**Your task**
In the data below, locate each line with the word "JSON" and list it.

####################

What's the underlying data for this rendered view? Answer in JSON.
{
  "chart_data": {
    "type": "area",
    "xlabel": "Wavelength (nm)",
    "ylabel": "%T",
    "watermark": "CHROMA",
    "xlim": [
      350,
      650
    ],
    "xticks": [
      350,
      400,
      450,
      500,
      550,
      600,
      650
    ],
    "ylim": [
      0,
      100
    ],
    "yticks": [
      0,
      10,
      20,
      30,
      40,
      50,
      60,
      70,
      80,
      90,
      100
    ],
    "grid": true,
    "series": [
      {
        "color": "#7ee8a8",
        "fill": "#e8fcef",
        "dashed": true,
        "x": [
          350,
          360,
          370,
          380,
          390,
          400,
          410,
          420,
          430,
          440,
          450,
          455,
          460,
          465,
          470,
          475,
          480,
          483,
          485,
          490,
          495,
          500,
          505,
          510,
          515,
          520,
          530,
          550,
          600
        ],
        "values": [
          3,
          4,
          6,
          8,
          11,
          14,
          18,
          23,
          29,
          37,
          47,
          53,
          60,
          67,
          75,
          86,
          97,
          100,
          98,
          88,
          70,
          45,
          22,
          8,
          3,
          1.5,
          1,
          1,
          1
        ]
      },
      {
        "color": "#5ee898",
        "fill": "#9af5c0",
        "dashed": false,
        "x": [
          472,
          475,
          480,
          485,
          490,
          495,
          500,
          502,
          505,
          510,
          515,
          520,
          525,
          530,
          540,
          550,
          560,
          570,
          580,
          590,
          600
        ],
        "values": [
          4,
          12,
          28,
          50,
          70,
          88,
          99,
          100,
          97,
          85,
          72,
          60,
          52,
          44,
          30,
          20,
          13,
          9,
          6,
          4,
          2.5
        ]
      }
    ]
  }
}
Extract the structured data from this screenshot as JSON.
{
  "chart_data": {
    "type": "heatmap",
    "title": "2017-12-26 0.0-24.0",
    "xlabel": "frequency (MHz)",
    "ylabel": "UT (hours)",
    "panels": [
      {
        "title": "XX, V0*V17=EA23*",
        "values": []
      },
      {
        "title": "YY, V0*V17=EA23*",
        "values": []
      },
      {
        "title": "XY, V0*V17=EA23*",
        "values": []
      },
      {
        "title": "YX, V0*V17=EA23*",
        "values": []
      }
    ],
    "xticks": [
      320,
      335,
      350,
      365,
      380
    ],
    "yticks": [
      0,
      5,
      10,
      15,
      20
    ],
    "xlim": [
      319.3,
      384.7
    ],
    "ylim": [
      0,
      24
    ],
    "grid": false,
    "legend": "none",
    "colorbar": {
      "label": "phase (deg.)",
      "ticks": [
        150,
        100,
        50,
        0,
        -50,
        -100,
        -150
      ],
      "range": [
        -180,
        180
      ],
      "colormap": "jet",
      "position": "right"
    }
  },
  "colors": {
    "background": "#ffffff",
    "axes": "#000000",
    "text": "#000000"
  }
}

####################

**Result**
What's the underlying data for this rendered view? Answer in JSON.
Extract the structured data from this screenshot as JSON.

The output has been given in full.